_Exercise_
Reproduce these lines verbatim, all of them, from first to last.
--- Start of Exercise material ---
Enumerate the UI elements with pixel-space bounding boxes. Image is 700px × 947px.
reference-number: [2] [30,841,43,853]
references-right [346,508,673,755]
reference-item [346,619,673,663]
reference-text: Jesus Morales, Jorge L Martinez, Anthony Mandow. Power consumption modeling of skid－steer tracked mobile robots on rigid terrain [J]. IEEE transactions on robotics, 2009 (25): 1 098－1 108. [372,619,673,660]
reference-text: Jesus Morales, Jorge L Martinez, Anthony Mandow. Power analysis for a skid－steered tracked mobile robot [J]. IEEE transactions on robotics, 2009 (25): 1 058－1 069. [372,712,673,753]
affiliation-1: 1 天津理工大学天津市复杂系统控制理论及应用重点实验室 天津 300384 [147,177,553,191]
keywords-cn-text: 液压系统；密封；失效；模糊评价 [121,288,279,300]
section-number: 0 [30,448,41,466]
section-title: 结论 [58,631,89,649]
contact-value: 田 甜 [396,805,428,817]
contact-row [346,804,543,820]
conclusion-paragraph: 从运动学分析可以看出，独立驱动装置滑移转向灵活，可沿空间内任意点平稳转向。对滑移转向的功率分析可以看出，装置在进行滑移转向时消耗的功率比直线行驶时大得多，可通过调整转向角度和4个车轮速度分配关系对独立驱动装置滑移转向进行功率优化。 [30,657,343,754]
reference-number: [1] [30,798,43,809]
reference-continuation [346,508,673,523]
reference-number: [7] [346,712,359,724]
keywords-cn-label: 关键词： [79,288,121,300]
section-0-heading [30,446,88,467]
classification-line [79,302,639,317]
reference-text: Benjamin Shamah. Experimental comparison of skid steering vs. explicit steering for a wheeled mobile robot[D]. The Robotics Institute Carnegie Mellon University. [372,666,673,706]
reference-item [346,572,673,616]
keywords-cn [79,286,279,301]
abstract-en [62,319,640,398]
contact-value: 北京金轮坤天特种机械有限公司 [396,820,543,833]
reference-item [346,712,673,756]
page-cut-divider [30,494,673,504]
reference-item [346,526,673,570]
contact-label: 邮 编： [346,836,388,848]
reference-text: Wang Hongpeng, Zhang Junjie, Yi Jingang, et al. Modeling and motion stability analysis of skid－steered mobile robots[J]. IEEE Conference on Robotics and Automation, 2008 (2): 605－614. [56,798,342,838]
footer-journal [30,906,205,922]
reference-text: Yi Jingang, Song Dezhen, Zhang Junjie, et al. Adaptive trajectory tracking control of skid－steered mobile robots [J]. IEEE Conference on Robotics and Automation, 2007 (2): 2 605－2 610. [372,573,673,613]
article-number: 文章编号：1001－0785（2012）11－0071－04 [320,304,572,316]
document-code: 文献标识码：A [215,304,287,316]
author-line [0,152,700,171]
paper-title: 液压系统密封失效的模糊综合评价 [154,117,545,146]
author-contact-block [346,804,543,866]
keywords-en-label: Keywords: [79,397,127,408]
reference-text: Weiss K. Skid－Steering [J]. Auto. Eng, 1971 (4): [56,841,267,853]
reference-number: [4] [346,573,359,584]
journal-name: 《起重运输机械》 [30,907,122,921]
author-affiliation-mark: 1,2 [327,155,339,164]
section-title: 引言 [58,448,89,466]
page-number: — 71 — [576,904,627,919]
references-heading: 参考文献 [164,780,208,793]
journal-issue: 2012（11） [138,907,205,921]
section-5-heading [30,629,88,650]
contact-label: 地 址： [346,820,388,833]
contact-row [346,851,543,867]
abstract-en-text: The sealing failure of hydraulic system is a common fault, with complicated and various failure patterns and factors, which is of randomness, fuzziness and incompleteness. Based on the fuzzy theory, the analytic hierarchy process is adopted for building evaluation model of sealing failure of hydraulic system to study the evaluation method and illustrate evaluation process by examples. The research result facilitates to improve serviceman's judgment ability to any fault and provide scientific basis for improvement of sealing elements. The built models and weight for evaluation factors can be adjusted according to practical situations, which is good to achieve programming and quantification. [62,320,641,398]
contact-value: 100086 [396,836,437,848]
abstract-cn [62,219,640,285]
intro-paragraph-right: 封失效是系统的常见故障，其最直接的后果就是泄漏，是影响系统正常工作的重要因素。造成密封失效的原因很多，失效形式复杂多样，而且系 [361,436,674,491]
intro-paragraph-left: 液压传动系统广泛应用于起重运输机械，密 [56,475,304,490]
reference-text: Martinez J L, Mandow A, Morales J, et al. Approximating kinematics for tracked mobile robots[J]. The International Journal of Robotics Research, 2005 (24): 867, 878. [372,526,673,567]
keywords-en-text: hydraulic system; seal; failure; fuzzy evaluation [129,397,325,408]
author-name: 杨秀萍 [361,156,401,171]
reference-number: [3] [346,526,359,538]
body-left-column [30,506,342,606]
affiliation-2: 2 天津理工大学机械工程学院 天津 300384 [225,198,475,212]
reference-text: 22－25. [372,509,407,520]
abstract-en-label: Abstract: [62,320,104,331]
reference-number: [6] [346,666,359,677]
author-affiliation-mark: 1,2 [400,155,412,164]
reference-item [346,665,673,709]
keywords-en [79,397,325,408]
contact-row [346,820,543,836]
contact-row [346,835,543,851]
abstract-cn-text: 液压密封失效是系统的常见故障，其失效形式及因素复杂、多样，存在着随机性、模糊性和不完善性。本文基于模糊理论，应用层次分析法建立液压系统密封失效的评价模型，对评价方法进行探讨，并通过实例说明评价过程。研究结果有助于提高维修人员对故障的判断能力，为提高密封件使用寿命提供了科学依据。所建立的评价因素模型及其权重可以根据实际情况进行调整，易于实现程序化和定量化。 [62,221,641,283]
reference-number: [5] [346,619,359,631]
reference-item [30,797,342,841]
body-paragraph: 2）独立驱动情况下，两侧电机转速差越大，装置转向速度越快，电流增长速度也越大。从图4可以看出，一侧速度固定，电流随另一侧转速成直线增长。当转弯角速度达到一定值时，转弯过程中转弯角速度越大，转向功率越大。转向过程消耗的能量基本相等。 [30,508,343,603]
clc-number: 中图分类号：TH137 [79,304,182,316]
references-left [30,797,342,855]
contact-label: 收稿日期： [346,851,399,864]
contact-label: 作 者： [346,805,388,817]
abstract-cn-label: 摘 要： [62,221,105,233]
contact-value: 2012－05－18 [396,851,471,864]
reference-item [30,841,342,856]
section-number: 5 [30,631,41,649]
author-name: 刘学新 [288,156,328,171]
--- End of Exercise material ---
_Answer to the problem_
Enumerate the UI elements with pixel-space bounding boxes. Image is 700px × 947px.
reference-number: [2] [30,841,43,853]
references-right [346,508,673,755]
reference-item [346,619,673,663]
reference-text: Jesus Morales, Jorge L Martinez, Anthony Mandow. Power consumption modeling of skid－steer tracked mobile robots on rigid terrain [J]. IEEE transactions on robotics, 2009 (25): 1 098－1 108. [372,619,673,660]
reference-text: Jesus Morales, Jorge L Martinez, Anthony Mandow. Power analysis for a skid－steered tracked mobile robot [J]. IEEE transactions on robotics, 2009 (25): 1 058－1 069. [372,712,673,753]
affiliation-1: 1 天津理工大学天津市复杂系统控制理论及应用重点实验室 天津 300384 [147,177,553,191]
keywords-cn-text: 液压系统；密封；失效；模糊评价 [121,288,279,300]
section-number: 0 [30,448,41,466]
section-title: 结论 [58,631,89,649]
contact-value: 田 甜 [396,805,428,817]
contact-row [346,804,543,820]
conclusion-paragraph: 从运动学分析可以看出，独立驱动装置滑移转向灵活，可沿空间内任意点平稳转向。对滑移转向的功率分析可以看出，装置在进行滑移转向时消耗的功率比直线行驶时大得多，可通过调整转向角度和4个车轮速度分配关系对独立驱动装置滑移转向进行功率优化。 [30,657,343,754]
reference-number: [1] [30,798,43,809]
reference-continuation [346,508,673,523]
reference-number: [7] [346,712,359,724]
keywords-cn-label: 关键词： [79,288,121,300]
section-0-heading [30,446,88,467]
classification-line [79,302,639,317]
reference-text: Benjamin Shamah. Experimental comparison of skid steering vs. explicit steering for a wheeled mobile robot[D]. The Robotics Institute Carnegie Mellon University. [372,666,673,706]
reference-item [346,572,673,616]
keywords-cn [79,286,279,301]
abstract-en [62,319,640,398]
contact-value: 北京金轮坤天特种机械有限公司 [396,820,543,833]
reference-item [346,712,673,756]
page-cut-divider [30,494,673,504]
reference-item [346,526,673,570]
contact-label: 邮 编： [346,836,388,848]
reference-text: Wang Hongpeng, Zhang Junjie, Yi Jingang, et al. Modeling and motion stability analysis of skid－steered mobile robots[J]. IEEE Conference on Robotics and Automation, 2008 (2): 605－614. [56,798,342,838]
footer-journal [30,906,205,922]
reference-text: Yi Jingang, Song Dezhen, Zhang Junjie, et al. Adaptive trajectory tracking control of skid－steered mobile robots [J]. IEEE Conference on Robotics and Automation, 2007 (2): 2 605－2 610. [372,573,673,613]
article-number: 文章编号：1001－0785（2012）11－0071－04 [320,304,572,316]
document-code: 文献标识码：A [215,304,287,316]
author-line [0,152,700,171]
paper-title: 液压系统密封失效的模糊综合评价 [154,117,545,146]
author-contact-block [346,804,543,866]
keywords-en-label: Keywords: [79,397,127,408]
reference-text: Weiss K. Skid－Steering [J]. Auto. Eng, 1971 (4): [56,841,267,853]
reference-number: [4] [346,573,359,584]
journal-name: 《起重运输机械》 [30,907,122,921]
author-affiliation-mark: 1,2 [327,155,339,164]
section-title: 引言 [58,448,89,466]
page-number: — 71 — [576,904,627,919]
references-heading: 参考文献 [164,780,208,793]
journal-issue: 2012（11） [138,907,205,921]
section-5-heading [30,629,88,650]
contact-label: 地 址： [346,820,388,833]
contact-row [346,851,543,867]
abstract-en-text: The sealing failure of hydraulic system is a common fault, with complicated and various failure patterns and factors, which is of randomness, fuzziness and incompleteness. Based on the fuzzy theory, the analytic hierarchy process is adopted for building evaluation model of sealing failure of hydraulic system to study the evaluation method and illustrate evaluation process by examples. The research result facilitates to improve serviceman's judgment ability to any fault and provide scientific basis for improvement of sealing elements. The built models and weight for evaluation factors can be adjusted according to practical situations, which is good to achieve programming and quantification. [62,320,641,398]
contact-value: 100086 [396,836,437,848]
abstract-cn [62,219,640,285]
intro-paragraph-right: 封失效是系统的常见故障，其最直接的后果就是泄漏，是影响系统正常工作的重要因素。造成密封失效的原因很多，失效形式复杂多样，而且系 [361,436,674,491]
intro-paragraph-left: 液压传动系统广泛应用于起重运输机械，密 [56,475,304,490]
reference-text: Martinez J L, Mandow A, Morales J, et al. Approximating kinematics for tracked mobile robots[J]. The International Journal of Robotics Research, 2005 (24): 867, 878. [372,526,673,567]
keywords-en-text: hydraulic system; seal; failure; fuzzy evaluation [129,397,325,408]
author-name: 杨秀萍 [361,156,401,171]
reference-number: [3] [346,526,359,538]
body-left-column [30,506,342,606]
affiliation-2: 2 天津理工大学机械工程学院 天津 300384 [225,198,475,212]
reference-text: 22－25. [372,509,407,520]
abstract-en-label: Abstract: [62,320,104,331]
reference-number: [6] [346,666,359,677]
author-affiliation-mark: 1,2 [400,155,412,164]
reference-item [346,665,673,709]
keywords-en [79,397,325,408]
contact-row [346,820,543,836]
contact-row [346,835,543,851]
abstract-cn-text: 液压密封失效是系统的常见故障，其失效形式及因素复杂、多样，存在着随机性、模糊性和不完善性。本文基于模糊理论，应用层次分析法建立液压系统密封失效的评价模型，对评价方法进行探讨，并通过实例说明评价过程。研究结果有助于提高维修人员对故障的判断能力，为提高密封件使用寿命提供了科学依据。所建立的评价因素模型及其权重可以根据实际情况进行调整，易于实现程序化和定量化。 [62,221,641,283]
reference-number: [5] [346,619,359,631]
reference-item [30,797,342,841]
body-paragraph: 2）独立驱动情况下，两侧电机转速差越大，装置转向速度越快，电流增长速度也越大。从图4可以看出，一侧速度固定，电流随另一侧转速成直线增长。当转弯角速度达到一定值时，转弯过程中转弯角速度越大，转向功率越大。转向过程消耗的能量基本相等。 [30,508,343,603]
clc-number: 中图分类号：TH137 [79,304,182,316]
references-left [30,797,342,855]
contact-label: 收稿日期： [346,851,399,864]
contact-label: 作 者： [346,805,388,817]
abstract-cn-label: 摘 要： [62,221,105,233]
contact-value: 2012－05－18 [396,851,471,864]
reference-item [30,841,342,856]
section-number: 5 [30,631,41,649]
author-name: 刘学新 [288,156,328,171]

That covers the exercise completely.